* _Task requirements_: Go through the data and copy every line exactly, but not the images.

* _Stored data_:
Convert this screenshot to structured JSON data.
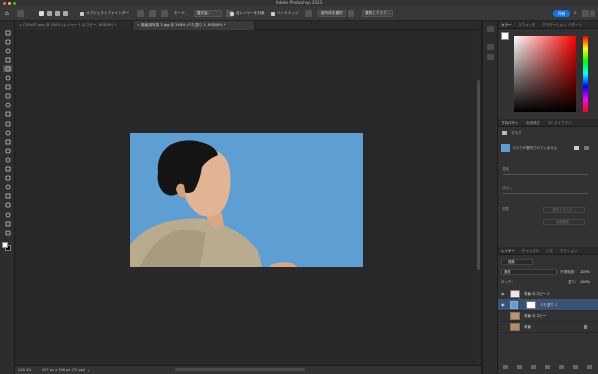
{
  "app": {
    "title": "Adobe Photoshop 2023"
  },
  "options_bar": {
    "auto_select_label": "オブジェクトファインダー",
    "mode_label": "モード:",
    "mode_value": "露光量:",
    "sample_all_label": "全レイヤーを対象",
    "hard_edge_label": "ハードエッジ",
    "select_subject_label": "被写体を選択",
    "select_mask_label": "選択とマスク...",
    "share_label": "共有"
  },
  "tabs": [
    {
      "label": "C05d0T.png @ 100% (レイヤー 1 のコピー, RGB/8*) *"
    },
    {
      "label": "取組用写真 3.jpg @ 248% (べた塗り 1, RGB/8*) *"
    }
  ],
  "status": {
    "zoom": "248.4%",
    "doc_info": "507 px x 306 px (72 ppi)"
  },
  "color_panel": {
    "tabs": [
      "カラー",
      "スウォッチ",
      "グラデーション",
      "パターン"
    ]
  },
  "properties_panel": {
    "tabs": [
      "プロパティ",
      "色調補正",
      "CC ライブラリ"
    ],
    "section": "マスク",
    "no_mask": "マスクが選択されていません",
    "density_label": "濃度",
    "feather_label": "ぼかし",
    "refine_label": "調整",
    "select_mask_btn": "選択とマスク...",
    "color_range_btn": "色域指定..."
  },
  "layers_panel": {
    "tabs": [
      "レイヤー",
      "チャンネル",
      "パス",
      "アクション"
    ],
    "filter_label": "種類",
    "blend_mode": "通常",
    "opacity_label": "不透明度:",
    "opacity_value": "100%",
    "lock_label": "ロック:",
    "fill_label": "塗り:",
    "fill_value": "100%",
    "layers": [
      {
        "name": "背景 のコピー 2"
      },
      {
        "name": "べた塗り 1"
      },
      {
        "name": "背景 のコピー"
      },
      {
        "name": "背景"
      }
    ]
  },
  "colors": {
    "accent": "#1473e6",
    "canvas_blue": "#5d9ed3",
    "selected_layer": "#3b5274"
  }
}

* _Final result_:
Convert this screenshot to structured JSON data.
{
  "app": {
    "title": "Adobe Photoshop 2023"
  },
  "options_bar": {
    "auto_select_label": "オブジェクトファインダー",
    "mode_label": "モード:",
    "mode_value": "露光量:",
    "sample_all_label": "全レイヤーを対象",
    "hard_edge_label": "ハードエッジ",
    "select_subject_label": "被写体を選択",
    "select_mask_label": "選択とマスク...",
    "share_label": "共有"
  },
  "tabs": [
    {
      "label": "C05d0T.png @ 100% (レイヤー 1 のコピー, RGB/8*) *"
    },
    {
      "label": "取組用写真 3.jpg @ 248% (べた塗り 1, RGB/8*) *"
    }
  ],
  "status": {
    "zoom": "248.4%",
    "doc_info": "507 px x 306 px (72 ppi)"
  },
  "color_panel": {
    "tabs": [
      "カラー",
      "スウォッチ",
      "グラデーション",
      "パターン"
    ]
  },
  "properties_panel": {
    "tabs": [
      "プロパティ",
      "色調補正",
      "CC ライブラリ"
    ],
    "section": "マスク",
    "no_mask": "マスクが選択されていません",
    "density_label": "濃度",
    "feather_label": "ぼかし",
    "refine_label": "調整",
    "select_mask_btn": "選択とマスク...",
    "color_range_btn": "色域指定..."
  },
  "layers_panel": {
    "tabs": [
      "レイヤー",
      "チャンネル",
      "パス",
      "アクション"
    ],
    "filter_label": "種類",
    "blend_mode": "通常",
    "opacity_label": "不透明度:",
    "opacity_value": "100%",
    "lock_label": "ロック:",
    "fill_label": "塗り:",
    "fill_value": "100%",
    "layers": [
      {
        "name": "背景 のコピー 2"
      },
      {
        "name": "べた塗り 1"
      },
      {
        "name": "背景 のコピー"
      },
      {
        "name": "背景"
      }
    ]
  },
  "colors": {
    "accent": "#1473e6",
    "canvas_blue": "#5d9ed3",
    "selected_layer": "#3b5274"
  }
}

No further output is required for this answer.